## Aim
Give the number of lines in the data that hold the word "тканью", and nothing else.

## Records for the task
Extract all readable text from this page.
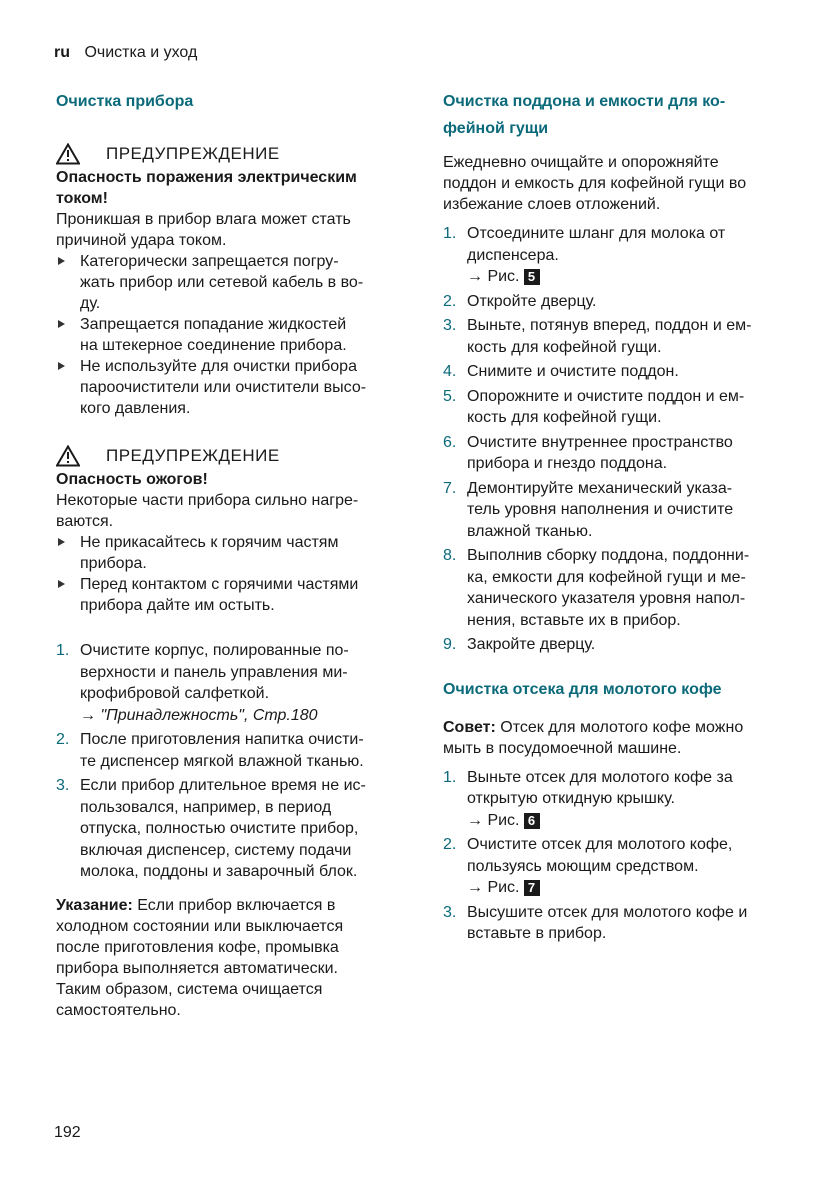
ru Очистка и уход

Очистка прибора

ПРЕДУПРЕЖДЕНИЕ
Опасность поражения электрическим
током!
Проникшая в прибор влага может стать
причиной удара током.
Категорически запрещается погру-
жать прибор или сетевой кабель в во-
ду.
Запрещается попадание жидкостей
на штекерное соединение прибора.
Не используйте для очистки прибора
пароочистители или очистители высо-
кого давления.
ПРЕДУПРЕЖДЕНИЕ
Опасность ожогов!
Некоторые части прибора сильно нагре-
ваются.
Не прикасайтесь к горячим частям
прибора.
Перед контактом с горячими частями
прибора дайте им остыть.
1. Очистите корпус, полированные по-
верхности и панель управления ми-
крофибровой салфеткой.
→ "Принадлежность", Стр.180
2. После приготовления напитка очисти-
те диспенсер мягкой влажной тканью.
3. Если прибор длительное время не ис-
пользовался, например, в период
отпуска, полностью очистите прибор,
включая диспенсер, систему подачи
молока, поддоны и заварочный блок.
Указание: Если прибор включается в
холодном состоянии или выключается
после приготовления кофе, промывка
прибора выполняется автоматически.
Таким образом, система очищается
самостоятельно.
Очистка поддона и емкости для ко-
фейной гущи
Ежедневно очищайте и опорожняйте
поддон и емкость для кофейной гущи во
избежание слоев отложений.
1. Отсоедините шланг для молока от
диспенсера.
→ Рис. 5
2. Откройте дверцу.
3. Выньте, потянув вперед, поддон и ем-
кость для кофейной гущи.
4. Снимите и очистите поддон.
5. Опорожните и очистите поддон и ем-
кость для кофейной гущи.
6. Очистите внутреннее пространство
прибора и гнездо поддона.
7. Демонтируйте механический указа-
тель уровня наполнения и очистите
влажной тканью.
8. Выполнив сборку поддона, поддонни-
ка, емкости для кофейной гущи и ме-
ханического указателя уровня напол-
нения, вставьте их в прибор.
9. Закройте дверцу.

Очистка отсека для молотого кофе

Совет: Отсек для молотого кофе можно
мыть в посудомоечной машине.
1. Выньте отсек для молотого кофе за
открытую откидную крышку.
→ Рис. 6
2. Очистите отсек для молотого кофе,
пользуясь моющим средством.
→ Рис. 7
3. Высушите отсек для молотого кофе и
вставьте в прибор.
192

## Solution to this task
2